DIRECTIONS FOR THIS TASK: Take the entries below and print all of them exactly, please.

Stored data:
————————
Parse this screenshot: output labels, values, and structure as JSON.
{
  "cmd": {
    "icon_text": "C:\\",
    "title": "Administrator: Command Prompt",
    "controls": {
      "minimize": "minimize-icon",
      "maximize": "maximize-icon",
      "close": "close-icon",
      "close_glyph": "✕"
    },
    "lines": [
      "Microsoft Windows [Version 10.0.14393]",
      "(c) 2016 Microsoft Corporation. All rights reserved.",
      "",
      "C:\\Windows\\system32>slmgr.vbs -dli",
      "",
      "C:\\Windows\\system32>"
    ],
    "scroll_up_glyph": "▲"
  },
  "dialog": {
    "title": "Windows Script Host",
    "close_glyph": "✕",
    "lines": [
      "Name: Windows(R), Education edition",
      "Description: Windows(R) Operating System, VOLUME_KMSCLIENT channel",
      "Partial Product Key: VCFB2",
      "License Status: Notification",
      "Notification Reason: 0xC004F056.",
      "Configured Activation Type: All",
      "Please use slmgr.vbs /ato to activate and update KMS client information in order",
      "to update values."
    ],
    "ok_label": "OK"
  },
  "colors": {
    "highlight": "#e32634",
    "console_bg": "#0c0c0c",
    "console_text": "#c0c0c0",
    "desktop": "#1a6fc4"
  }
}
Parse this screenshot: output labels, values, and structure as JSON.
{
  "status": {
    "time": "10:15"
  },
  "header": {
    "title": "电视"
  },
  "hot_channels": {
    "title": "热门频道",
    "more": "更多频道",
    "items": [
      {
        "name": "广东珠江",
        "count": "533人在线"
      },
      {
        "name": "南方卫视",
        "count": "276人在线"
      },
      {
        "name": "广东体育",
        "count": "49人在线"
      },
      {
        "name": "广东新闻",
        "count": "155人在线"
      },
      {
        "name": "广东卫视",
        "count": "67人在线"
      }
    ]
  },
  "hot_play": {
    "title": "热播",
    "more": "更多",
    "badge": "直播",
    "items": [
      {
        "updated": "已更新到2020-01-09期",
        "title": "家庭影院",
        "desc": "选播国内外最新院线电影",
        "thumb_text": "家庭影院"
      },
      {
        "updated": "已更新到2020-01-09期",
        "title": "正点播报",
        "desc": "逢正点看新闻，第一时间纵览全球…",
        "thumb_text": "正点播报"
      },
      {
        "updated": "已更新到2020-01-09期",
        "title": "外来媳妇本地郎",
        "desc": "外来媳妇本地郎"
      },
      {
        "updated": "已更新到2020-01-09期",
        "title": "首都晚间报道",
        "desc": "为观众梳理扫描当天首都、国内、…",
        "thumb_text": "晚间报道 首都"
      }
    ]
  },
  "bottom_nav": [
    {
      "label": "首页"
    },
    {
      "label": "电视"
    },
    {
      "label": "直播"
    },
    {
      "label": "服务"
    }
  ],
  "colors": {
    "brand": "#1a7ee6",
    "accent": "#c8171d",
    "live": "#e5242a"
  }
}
————————
RESPONSE TO THE EXERCISE:
Parse this screenshot: output labels, values, and structure as JSON.
{
  "cmd": {
    "icon_text": "C:\\",
    "title": "Administrator: Command Prompt",
    "controls": {
      "minimize": "minimize-icon",
      "maximize": "maximize-icon",
      "close": "close-icon",
      "close_glyph": "✕"
    },
    "lines": [
      "Microsoft Windows [Version 10.0.14393]",
      "(c) 2016 Microsoft Corporation. All rights reserved.",
      "",
      "C:\\Windows\\system32>slmgr.vbs -dli",
      "",
      "C:\\Windows\\system32>"
    ],
    "scroll_up_glyph": "▲"
  },
  "dialog": {
    "title": "Windows Script Host",
    "close_glyph": "✕",
    "lines": [
      "Name: Windows(R), Education edition",
      "Description: Windows(R) Operating System, VOLUME_KMSCLIENT channel",
      "Partial Product Key: VCFB2",
      "License Status: Notification",
      "Notification Reason: 0xC004F056.",
      "Configured Activation Type: All",
      "Please use slmgr.vbs /ato to activate and update KMS client information in order",
      "to update values."
    ],
    "ok_label": "OK"
  },
  "colors": {
    "highlight": "#e32634",
    "console_bg": "#0c0c0c",
    "console_text": "#c0c0c0",
    "desktop": "#1a6fc4"
  }
}
Parse this screenshot: output labels, values, and structure as JSON.
{
  "status": {
    "time": "10:15"
  },
  "header": {
    "title": "电视"
  },
  "hot_channels": {
    "title": "热门频道",
    "more": "更多频道",
    "items": [
      {
        "name": "广东珠江",
        "count": "533人在线"
      },
      {
        "name": "南方卫视",
        "count": "276人在线"
      },
      {
        "name": "广东体育",
        "count": "49人在线"
      },
      {
        "name": "广东新闻",
        "count": "155人在线"
      },
      {
        "name": "广东卫视",
        "count": "67人在线"
      }
    ]
  },
  "hot_play": {
    "title": "热播",
    "more": "更多",
    "badge": "直播",
    "items": [
      {
        "updated": "已更新到2020-01-09期",
        "title": "家庭影院",
        "desc": "选播国内外最新院线电影",
        "thumb_text": "家庭影院"
      },
      {
        "updated": "已更新到2020-01-09期",
        "title": "正点播报",
        "desc": "逢正点看新闻，第一时间纵览全球…",
        "thumb_text": "正点播报"
      },
      {
        "updated": "已更新到2020-01-09期",
        "title": "外来媳妇本地郎",
        "desc": "外来媳妇本地郎"
      },
      {
        "updated": "已更新到2020-01-09期",
        "title": "首都晚间报道",
        "desc": "为观众梳理扫描当天首都、国内、…",
        "thumb_text": "晚间报道 首都"
      }
    ]
  },
  "bottom_nav": [
    {
      "label": "首页"
    },
    {
      "label": "电视"
    },
    {
      "label": "直播"
    },
    {
      "label": "服务"
    }
  ],
  "colors": {
    "brand": "#1a7ee6",
    "accent": "#c8171d",
    "live": "#e5242a"
  }
}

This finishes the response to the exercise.